Stated task: From the records below, copy every line that contains the word "JSON".

::: Data provided :::

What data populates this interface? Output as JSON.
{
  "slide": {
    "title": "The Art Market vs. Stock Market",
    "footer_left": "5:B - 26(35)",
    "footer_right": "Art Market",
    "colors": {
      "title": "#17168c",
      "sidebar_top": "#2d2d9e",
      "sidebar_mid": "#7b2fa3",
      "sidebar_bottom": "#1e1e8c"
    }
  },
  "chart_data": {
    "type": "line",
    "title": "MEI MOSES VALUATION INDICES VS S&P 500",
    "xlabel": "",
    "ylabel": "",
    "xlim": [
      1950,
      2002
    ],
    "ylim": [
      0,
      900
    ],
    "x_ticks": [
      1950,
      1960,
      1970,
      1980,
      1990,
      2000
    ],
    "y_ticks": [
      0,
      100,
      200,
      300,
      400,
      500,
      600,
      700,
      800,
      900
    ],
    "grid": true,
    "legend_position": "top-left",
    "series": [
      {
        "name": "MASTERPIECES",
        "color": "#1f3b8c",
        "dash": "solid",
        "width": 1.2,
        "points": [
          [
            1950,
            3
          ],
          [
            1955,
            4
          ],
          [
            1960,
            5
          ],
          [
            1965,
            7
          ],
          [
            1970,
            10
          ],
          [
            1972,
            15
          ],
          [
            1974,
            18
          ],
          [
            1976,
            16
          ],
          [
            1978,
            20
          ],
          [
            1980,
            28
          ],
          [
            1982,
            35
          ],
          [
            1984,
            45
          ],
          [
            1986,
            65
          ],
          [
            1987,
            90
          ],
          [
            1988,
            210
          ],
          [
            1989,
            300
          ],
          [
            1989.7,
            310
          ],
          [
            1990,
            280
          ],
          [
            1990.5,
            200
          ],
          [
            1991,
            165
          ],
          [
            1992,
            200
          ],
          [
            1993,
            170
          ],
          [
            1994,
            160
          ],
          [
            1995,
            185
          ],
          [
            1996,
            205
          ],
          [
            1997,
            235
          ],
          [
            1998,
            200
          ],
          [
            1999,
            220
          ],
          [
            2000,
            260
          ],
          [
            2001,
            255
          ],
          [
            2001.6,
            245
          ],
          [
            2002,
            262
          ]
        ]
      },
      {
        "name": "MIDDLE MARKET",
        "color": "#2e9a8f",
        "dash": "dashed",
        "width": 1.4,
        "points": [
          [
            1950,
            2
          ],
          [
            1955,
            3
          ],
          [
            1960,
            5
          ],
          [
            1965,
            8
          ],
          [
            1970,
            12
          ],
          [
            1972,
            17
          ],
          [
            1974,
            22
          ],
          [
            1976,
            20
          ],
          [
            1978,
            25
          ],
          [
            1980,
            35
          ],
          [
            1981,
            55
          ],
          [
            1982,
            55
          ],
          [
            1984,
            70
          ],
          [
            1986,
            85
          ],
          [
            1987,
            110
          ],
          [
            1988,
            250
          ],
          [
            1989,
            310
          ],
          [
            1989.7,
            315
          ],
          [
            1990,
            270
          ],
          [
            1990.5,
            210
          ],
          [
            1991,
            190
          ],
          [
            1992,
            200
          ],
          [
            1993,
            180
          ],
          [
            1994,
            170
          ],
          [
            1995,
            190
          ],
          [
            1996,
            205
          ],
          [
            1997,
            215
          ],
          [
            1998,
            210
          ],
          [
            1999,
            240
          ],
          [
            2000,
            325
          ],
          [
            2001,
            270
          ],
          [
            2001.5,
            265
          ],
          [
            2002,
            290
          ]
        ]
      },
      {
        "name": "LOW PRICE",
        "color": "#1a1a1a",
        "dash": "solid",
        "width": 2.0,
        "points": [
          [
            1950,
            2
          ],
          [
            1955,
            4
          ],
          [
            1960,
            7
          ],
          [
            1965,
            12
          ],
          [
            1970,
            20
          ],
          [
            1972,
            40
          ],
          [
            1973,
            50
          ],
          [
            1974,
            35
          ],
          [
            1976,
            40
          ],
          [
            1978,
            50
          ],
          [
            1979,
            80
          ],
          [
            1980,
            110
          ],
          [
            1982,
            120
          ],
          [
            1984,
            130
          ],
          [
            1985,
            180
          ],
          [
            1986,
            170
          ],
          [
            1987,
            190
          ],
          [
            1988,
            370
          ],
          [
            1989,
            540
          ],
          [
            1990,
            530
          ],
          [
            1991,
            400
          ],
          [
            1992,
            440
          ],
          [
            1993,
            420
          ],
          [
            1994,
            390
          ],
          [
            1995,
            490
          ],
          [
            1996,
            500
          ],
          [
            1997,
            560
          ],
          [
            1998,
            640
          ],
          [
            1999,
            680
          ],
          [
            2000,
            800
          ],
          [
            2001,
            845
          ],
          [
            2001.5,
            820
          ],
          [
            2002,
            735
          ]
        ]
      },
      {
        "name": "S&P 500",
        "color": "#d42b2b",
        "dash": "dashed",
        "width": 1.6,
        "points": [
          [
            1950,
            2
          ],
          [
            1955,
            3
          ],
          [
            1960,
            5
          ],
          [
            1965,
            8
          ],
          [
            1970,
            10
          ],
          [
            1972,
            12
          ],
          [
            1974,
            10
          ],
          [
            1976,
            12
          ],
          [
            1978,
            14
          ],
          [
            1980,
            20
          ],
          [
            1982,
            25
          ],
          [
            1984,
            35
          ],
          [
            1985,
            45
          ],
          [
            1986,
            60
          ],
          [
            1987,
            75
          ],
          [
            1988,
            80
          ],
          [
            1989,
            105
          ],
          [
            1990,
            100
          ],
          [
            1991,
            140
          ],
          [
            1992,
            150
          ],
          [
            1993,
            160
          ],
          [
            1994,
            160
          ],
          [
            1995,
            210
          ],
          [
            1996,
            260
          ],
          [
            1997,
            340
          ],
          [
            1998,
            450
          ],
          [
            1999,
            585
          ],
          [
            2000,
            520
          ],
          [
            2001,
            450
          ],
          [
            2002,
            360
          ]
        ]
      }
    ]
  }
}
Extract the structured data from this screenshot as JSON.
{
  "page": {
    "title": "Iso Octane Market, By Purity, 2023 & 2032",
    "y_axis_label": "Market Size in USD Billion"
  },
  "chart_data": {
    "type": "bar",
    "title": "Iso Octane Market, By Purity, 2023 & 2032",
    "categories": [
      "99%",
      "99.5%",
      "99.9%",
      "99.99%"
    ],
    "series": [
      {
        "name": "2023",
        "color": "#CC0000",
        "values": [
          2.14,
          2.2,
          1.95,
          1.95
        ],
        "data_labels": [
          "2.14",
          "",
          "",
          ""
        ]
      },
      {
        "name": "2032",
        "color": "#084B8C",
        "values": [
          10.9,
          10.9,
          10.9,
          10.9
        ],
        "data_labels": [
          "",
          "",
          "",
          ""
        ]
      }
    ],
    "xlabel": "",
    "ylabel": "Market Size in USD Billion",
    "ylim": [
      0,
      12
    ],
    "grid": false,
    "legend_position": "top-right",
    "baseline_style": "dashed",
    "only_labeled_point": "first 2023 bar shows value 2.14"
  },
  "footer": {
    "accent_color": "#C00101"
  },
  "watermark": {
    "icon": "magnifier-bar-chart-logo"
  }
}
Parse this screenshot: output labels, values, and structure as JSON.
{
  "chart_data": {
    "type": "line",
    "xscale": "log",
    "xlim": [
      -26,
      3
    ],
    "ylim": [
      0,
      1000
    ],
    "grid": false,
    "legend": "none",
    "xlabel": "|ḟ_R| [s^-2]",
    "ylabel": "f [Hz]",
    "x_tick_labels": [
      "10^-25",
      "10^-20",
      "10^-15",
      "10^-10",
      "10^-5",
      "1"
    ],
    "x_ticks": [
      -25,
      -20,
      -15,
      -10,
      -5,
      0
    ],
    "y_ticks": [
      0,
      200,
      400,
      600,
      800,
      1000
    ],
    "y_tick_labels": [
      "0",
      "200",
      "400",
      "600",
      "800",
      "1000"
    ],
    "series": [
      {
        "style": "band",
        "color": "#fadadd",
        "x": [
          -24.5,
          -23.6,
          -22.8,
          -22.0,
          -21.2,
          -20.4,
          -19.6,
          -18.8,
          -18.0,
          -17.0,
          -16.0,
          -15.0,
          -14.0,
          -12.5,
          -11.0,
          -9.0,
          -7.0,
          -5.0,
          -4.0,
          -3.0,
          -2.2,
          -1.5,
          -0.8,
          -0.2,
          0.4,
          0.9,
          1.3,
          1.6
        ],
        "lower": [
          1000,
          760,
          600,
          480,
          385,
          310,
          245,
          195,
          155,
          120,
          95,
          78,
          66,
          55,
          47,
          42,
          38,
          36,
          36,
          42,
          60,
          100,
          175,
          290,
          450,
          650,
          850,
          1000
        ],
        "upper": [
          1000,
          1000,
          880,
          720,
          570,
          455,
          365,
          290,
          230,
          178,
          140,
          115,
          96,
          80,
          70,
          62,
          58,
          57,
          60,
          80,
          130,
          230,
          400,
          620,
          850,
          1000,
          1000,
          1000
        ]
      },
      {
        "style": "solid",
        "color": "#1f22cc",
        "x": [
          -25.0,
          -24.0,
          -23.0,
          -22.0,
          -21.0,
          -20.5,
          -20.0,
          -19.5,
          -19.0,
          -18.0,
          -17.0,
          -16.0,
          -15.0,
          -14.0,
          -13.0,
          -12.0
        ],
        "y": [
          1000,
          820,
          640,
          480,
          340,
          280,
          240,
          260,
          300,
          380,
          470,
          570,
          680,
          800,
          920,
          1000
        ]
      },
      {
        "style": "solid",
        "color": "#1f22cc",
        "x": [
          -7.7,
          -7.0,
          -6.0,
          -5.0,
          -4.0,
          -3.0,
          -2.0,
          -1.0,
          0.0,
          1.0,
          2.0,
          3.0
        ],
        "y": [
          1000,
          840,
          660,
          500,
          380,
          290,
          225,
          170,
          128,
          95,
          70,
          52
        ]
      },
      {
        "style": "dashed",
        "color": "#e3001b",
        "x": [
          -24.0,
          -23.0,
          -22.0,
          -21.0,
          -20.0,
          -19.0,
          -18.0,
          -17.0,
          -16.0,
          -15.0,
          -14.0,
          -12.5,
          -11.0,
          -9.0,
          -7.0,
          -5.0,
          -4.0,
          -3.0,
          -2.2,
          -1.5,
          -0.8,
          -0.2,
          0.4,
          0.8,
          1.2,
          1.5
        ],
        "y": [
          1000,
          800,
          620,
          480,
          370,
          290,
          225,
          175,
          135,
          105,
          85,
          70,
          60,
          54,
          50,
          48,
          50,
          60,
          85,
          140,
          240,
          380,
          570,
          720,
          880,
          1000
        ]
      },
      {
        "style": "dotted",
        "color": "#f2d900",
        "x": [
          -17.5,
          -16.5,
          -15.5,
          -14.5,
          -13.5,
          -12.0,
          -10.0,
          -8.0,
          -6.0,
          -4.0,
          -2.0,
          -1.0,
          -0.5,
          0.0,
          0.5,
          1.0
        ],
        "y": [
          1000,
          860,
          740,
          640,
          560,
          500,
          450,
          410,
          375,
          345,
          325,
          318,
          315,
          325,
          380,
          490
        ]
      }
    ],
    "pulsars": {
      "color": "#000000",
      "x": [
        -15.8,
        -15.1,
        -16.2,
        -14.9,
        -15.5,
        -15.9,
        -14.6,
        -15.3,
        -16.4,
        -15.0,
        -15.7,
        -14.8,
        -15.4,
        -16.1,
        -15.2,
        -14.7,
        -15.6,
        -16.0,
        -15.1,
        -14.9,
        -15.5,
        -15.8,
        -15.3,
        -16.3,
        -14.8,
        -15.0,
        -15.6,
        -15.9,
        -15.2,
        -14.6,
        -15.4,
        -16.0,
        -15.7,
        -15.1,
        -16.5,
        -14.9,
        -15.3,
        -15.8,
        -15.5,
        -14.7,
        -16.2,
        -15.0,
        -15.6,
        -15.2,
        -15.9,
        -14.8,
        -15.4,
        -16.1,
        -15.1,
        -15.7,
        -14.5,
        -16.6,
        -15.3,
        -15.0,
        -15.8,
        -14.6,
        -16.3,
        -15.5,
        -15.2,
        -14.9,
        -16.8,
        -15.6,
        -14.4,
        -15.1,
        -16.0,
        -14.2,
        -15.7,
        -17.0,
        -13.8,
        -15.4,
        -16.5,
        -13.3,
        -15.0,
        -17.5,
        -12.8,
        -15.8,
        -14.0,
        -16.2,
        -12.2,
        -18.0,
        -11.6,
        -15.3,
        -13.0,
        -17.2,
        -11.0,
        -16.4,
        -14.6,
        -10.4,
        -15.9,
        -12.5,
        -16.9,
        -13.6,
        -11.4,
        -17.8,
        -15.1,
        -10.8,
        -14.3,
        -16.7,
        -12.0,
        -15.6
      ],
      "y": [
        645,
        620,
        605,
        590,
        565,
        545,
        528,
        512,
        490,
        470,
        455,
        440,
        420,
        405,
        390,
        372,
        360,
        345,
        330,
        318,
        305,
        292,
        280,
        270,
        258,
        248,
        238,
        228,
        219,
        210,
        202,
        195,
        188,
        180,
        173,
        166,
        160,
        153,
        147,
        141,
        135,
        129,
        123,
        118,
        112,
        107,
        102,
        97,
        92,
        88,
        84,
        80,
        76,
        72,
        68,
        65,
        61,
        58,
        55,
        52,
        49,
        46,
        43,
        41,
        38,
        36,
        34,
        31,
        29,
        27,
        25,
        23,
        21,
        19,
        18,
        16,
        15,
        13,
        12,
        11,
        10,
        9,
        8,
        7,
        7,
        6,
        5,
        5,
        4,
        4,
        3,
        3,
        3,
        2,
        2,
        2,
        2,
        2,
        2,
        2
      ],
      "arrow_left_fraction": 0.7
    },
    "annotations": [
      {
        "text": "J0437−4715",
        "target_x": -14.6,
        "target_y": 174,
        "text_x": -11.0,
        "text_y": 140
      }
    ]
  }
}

:::

The output:
What data populates this interface? Output as JSON.
Extract the structured data from this screenshot as JSON.
Parse this screenshot: output labels, values, and structure as JSON.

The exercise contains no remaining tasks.